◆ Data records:
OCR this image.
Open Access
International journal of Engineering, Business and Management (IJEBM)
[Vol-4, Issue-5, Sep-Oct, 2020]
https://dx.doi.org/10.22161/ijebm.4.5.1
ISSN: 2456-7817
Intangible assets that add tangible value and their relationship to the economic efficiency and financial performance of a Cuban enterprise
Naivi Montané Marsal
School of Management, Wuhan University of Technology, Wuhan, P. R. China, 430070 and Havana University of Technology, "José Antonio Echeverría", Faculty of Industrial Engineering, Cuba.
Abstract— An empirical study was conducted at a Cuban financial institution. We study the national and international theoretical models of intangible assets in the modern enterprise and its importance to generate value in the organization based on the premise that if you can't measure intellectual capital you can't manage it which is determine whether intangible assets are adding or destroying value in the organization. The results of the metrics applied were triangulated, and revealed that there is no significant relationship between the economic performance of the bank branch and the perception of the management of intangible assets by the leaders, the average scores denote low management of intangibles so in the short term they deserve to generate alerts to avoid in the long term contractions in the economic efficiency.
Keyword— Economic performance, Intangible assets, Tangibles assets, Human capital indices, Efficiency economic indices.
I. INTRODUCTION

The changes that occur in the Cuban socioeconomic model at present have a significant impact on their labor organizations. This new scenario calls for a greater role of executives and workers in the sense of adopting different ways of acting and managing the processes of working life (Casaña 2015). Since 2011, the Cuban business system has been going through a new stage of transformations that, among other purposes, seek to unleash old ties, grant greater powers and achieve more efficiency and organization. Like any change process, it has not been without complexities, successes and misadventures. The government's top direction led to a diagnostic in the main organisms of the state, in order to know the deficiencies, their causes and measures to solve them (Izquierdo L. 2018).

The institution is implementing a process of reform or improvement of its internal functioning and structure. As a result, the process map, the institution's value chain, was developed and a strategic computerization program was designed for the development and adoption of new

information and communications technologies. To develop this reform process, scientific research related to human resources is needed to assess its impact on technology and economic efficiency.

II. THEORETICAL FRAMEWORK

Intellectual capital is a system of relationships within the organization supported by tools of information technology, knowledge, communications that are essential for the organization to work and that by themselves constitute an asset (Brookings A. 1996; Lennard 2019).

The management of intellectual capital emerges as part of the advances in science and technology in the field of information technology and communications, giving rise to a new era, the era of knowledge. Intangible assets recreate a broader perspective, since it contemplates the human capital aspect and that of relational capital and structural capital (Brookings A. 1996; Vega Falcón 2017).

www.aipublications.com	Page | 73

◆ What you are asked to do: State the count of lines in the data holding the word "value", adding nothing to it.

◆ Written answer: 3